» **Task instructions**
Go through the listing and set it down exactly, leaving out its pictures.

═══ Record excerpts

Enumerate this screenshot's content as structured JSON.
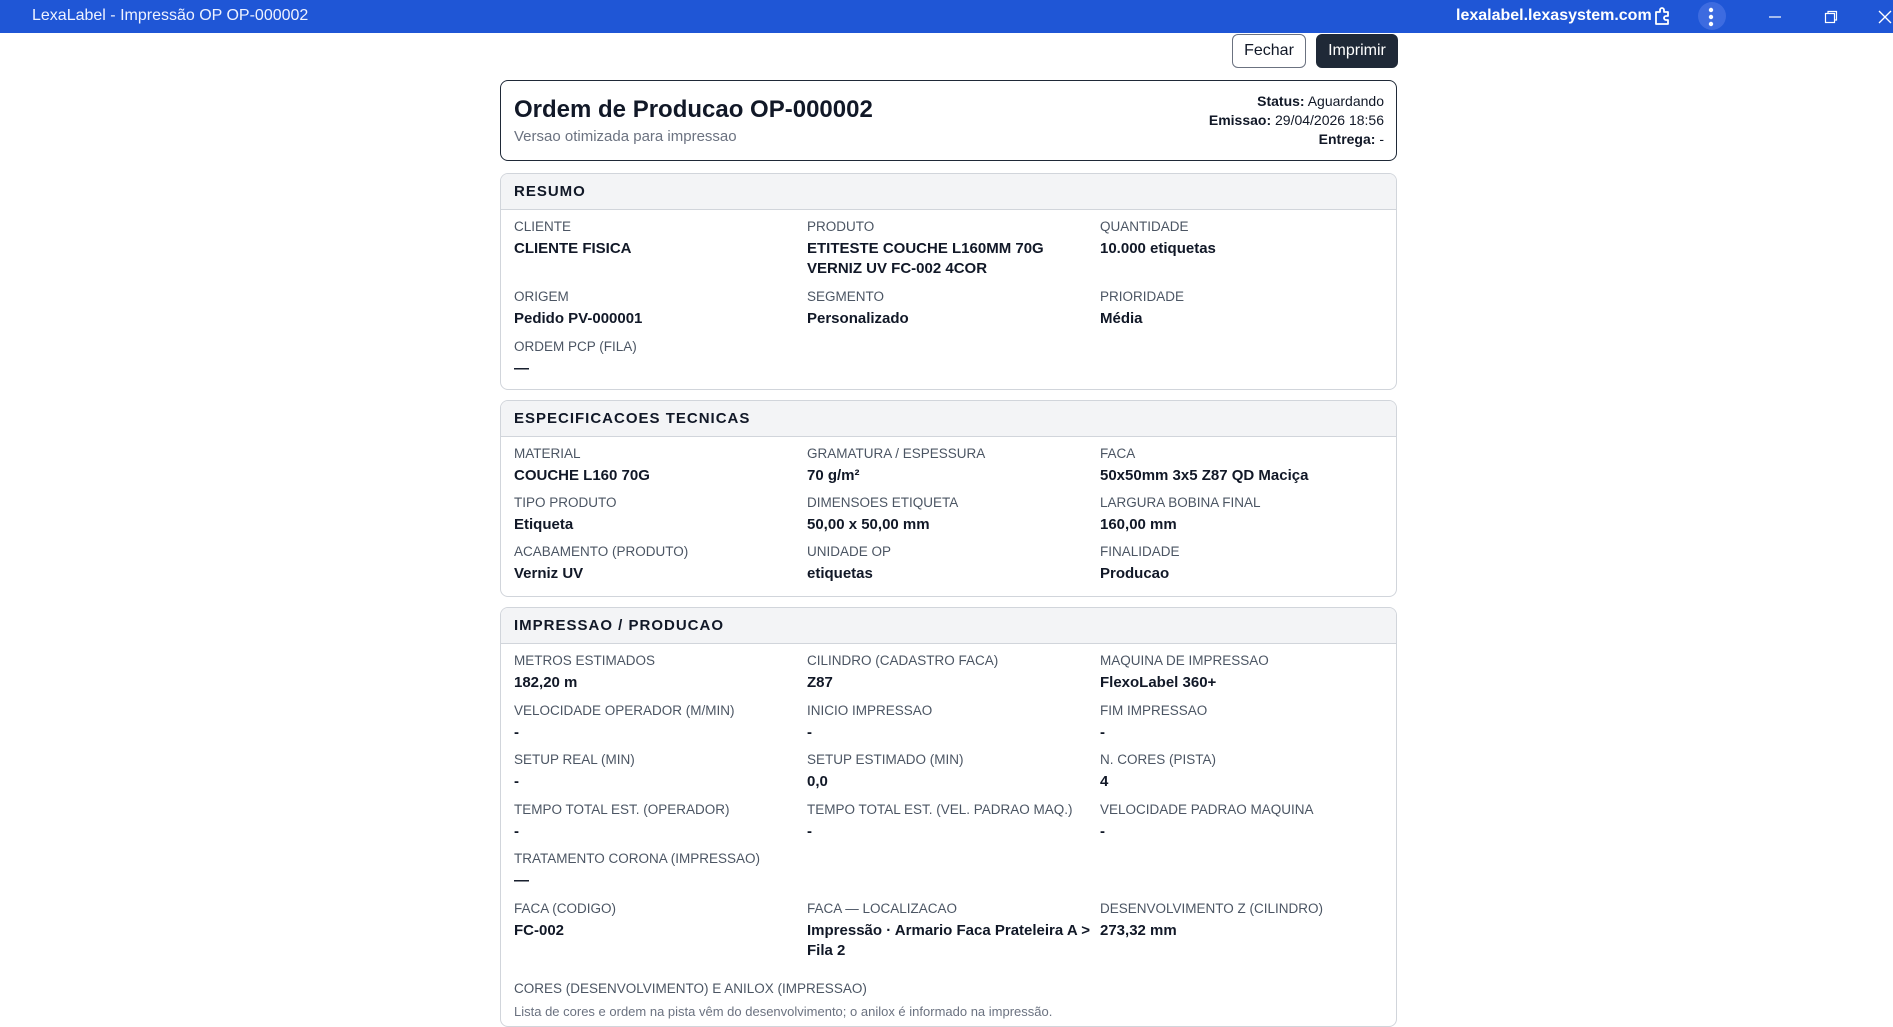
{
  "window": {
    "title": "LexaLabel - Impressão OP OP-000002",
    "domain": "lexalabel.lexasystem.com",
    "icons": [
      "extension-icon",
      "more-vert-icon",
      "minimize-icon",
      "restore-icon",
      "close-icon"
    ]
  },
  "toolbar": {
    "close_label": "Fechar",
    "print_label": "Imprimir"
  },
  "header": {
    "title": "Ordem de Producao OP-000002",
    "subtitle": "Versao otimizada para impressao",
    "status_label": "Status:",
    "status_value": "Aguardando",
    "emissao_label": "Emissao:",
    "emissao_value": "29/04/2026 18:56",
    "entrega_label": "Entrega:",
    "entrega_value": "-"
  },
  "resumo": {
    "title": "RESUMO",
    "fields": [
      {
        "label": "CLIENTE",
        "value": "CLIENTE FISICA"
      },
      {
        "label": "PRODUTO",
        "value": "ETITESTE COUCHE L160MM 70G VERNIZ UV FC-002 4COR"
      },
      {
        "label": "QUANTIDADE",
        "value": "10.000 etiquetas"
      },
      {
        "label": "ORIGEM",
        "value": "Pedido PV-000001"
      },
      {
        "label": "SEGMENTO",
        "value": "Personalizado"
      },
      {
        "label": "PRIORIDADE",
        "value": "Média"
      },
      {
        "label": "ORDEM PCP (FILA)",
        "value": "—"
      }
    ]
  },
  "specs": {
    "title": "ESPECIFICACOES TECNICAS",
    "fields": [
      {
        "label": "MATERIAL",
        "value": "COUCHE L160 70G"
      },
      {
        "label": "GRAMATURA / ESPESSURA",
        "value": "70 g/m²"
      },
      {
        "label": "FACA",
        "value": "50x50mm 3x5 Z87 QD Maciça"
      },
      {
        "label": "TIPO PRODUTO",
        "value": "Etiqueta"
      },
      {
        "label": "DIMENSOES ETIQUETA",
        "value": "50,00 x 50,00 mm"
      },
      {
        "label": "LARGURA BOBINA FINAL",
        "value": "160,00 mm"
      },
      {
        "label": "ACABAMENTO (PRODUTO)",
        "value": "Verniz UV"
      },
      {
        "label": "UNIDADE OP",
        "value": "etiquetas"
      },
      {
        "label": "FINALIDADE",
        "value": "Producao"
      }
    ]
  },
  "impressao": {
    "title": "IMPRESSAO / PRODUCAO",
    "fields": [
      {
        "label": "METROS ESTIMADOS",
        "value": "182,20 m"
      },
      {
        "label": "CILINDRO (CADASTRO FACA)",
        "value": "Z87"
      },
      {
        "label": "MAQUINA DE IMPRESSAO",
        "value": "FlexoLabel 360+"
      },
      {
        "label": "VELOCIDADE OPERADOR (M/MIN)",
        "value": "-"
      },
      {
        "label": "INICIO IMPRESSAO",
        "value": "-"
      },
      {
        "label": "FIM IMPRESSAO",
        "value": "-"
      },
      {
        "label": "SETUP REAL (MIN)",
        "value": "-"
      },
      {
        "label": "SETUP ESTIMADO (MIN)",
        "value": "0,0"
      },
      {
        "label": "N. CORES (PISTA)",
        "value": "4"
      },
      {
        "label": "TEMPO TOTAL EST. (OPERADOR)",
        "value": "-"
      },
      {
        "label": "TEMPO TOTAL EST. (VEL. PADRAO MAQ.)",
        "value": "-"
      },
      {
        "label": "VELOCIDADE PADRAO MAQUINA",
        "value": "-"
      },
      {
        "label": "TRATAMENTO CORONA (IMPRESSAO)",
        "value": "—"
      },
      {
        "label": "FACA (CODIGO)",
        "value": "FC-002"
      },
      {
        "label": "FACA — LOCALIZACAO",
        "value": "Impressão · Armario Faca Prateleira A > Fila 2"
      },
      {
        "label": "DESENVOLVIMENTO Z (CILINDRO)",
        "value": "273,32 mm"
      },
      {
        "label": "CORES (DESENVOLVIMENTO) E ANILOX (IMPRESSAO)",
        "value": ""
      }
    ],
    "note": "Lista de cores e ordem na pista vêm do desenvolvimento; o anilox é informado na impressão."
  }
}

══════

» **Complete answer**
Enumerate this screenshot's content as structured JSON.
{
  "window": {
    "title": "LexaLabel - Impressão OP OP-000002",
    "domain": "lexalabel.lexasystem.com",
    "icons": [
      "extension-icon",
      "more-vert-icon",
      "minimize-icon",
      "restore-icon",
      "close-icon"
    ]
  },
  "toolbar": {
    "close_label": "Fechar",
    "print_label": "Imprimir"
  },
  "header": {
    "title": "Ordem de Producao OP-000002",
    "subtitle": "Versao otimizada para impressao",
    "status_label": "Status:",
    "status_value": "Aguardando",
    "emissao_label": "Emissao:",
    "emissao_value": "29/04/2026 18:56",
    "entrega_label": "Entrega:",
    "entrega_value": "-"
  },
  "resumo": {
    "title": "RESUMO",
    "fields": [
      {
        "label": "CLIENTE",
        "value": "CLIENTE FISICA"
      },
      {
        "label": "PRODUTO",
        "value": "ETITESTE COUCHE L160MM 70G VERNIZ UV FC-002 4COR"
      },
      {
        "label": "QUANTIDADE",
        "value": "10.000 etiquetas"
      },
      {
        "label": "ORIGEM",
        "value": "Pedido PV-000001"
      },
      {
        "label": "SEGMENTO",
        "value": "Personalizado"
      },
      {
        "label": "PRIORIDADE",
        "value": "Média"
      },
      {
        "label": "ORDEM PCP (FILA)",
        "value": "—"
      }
    ]
  },
  "specs": {
    "title": "ESPECIFICACOES TECNICAS",
    "fields": [
      {
        "label": "MATERIAL",
        "value": "COUCHE L160 70G"
      },
      {
        "label": "GRAMATURA / ESPESSURA",
        "value": "70 g/m²"
      },
      {
        "label": "FACA",
        "value": "50x50mm 3x5 Z87 QD Maciça"
      },
      {
        "label": "TIPO PRODUTO",
        "value": "Etiqueta"
      },
      {
        "label": "DIMENSOES ETIQUETA",
        "value": "50,00 x 50,00 mm"
      },
      {
        "label": "LARGURA BOBINA FINAL",
        "value": "160,00 mm"
      },
      {
        "label": "ACABAMENTO (PRODUTO)",
        "value": "Verniz UV"
      },
      {
        "label": "UNIDADE OP",
        "value": "etiquetas"
      },
      {
        "label": "FINALIDADE",
        "value": "Producao"
      }
    ]
  },
  "impressao": {
    "title": "IMPRESSAO / PRODUCAO",
    "fields": [
      {
        "label": "METROS ESTIMADOS",
        "value": "182,20 m"
      },
      {
        "label": "CILINDRO (CADASTRO FACA)",
        "value": "Z87"
      },
      {
        "label": "MAQUINA DE IMPRESSAO",
        "value": "FlexoLabel 360+"
      },
      {
        "label": "VELOCIDADE OPERADOR (M/MIN)",
        "value": "-"
      },
      {
        "label": "INICIO IMPRESSAO",
        "value": "-"
      },
      {
        "label": "FIM IMPRESSAO",
        "value": "-"
      },
      {
        "label": "SETUP REAL (MIN)",
        "value": "-"
      },
      {
        "label": "SETUP ESTIMADO (MIN)",
        "value": "0,0"
      },
      {
        "label": "N. CORES (PISTA)",
        "value": "4"
      },
      {
        "label": "TEMPO TOTAL EST. (OPERADOR)",
        "value": "-"
      },
      {
        "label": "TEMPO TOTAL EST. (VEL. PADRAO MAQ.)",
        "value": "-"
      },
      {
        "label": "VELOCIDADE PADRAO MAQUINA",
        "value": "-"
      },
      {
        "label": "TRATAMENTO CORONA (IMPRESSAO)",
        "value": "—"
      },
      {
        "label": "FACA (CODIGO)",
        "value": "FC-002"
      },
      {
        "label": "FACA — LOCALIZACAO",
        "value": "Impressão · Armario Faca Prateleira A > Fila 2"
      },
      {
        "label": "DESENVOLVIMENTO Z (CILINDRO)",
        "value": "273,32 mm"
      },
      {
        "label": "CORES (DESENVOLVIMENTO) E ANILOX (IMPRESSAO)",
        "value": ""
      }
    ],
    "note": "Lista de cores e ordem na pista vêm do desenvolvimento; o anilox é informado na impressão."
  }
}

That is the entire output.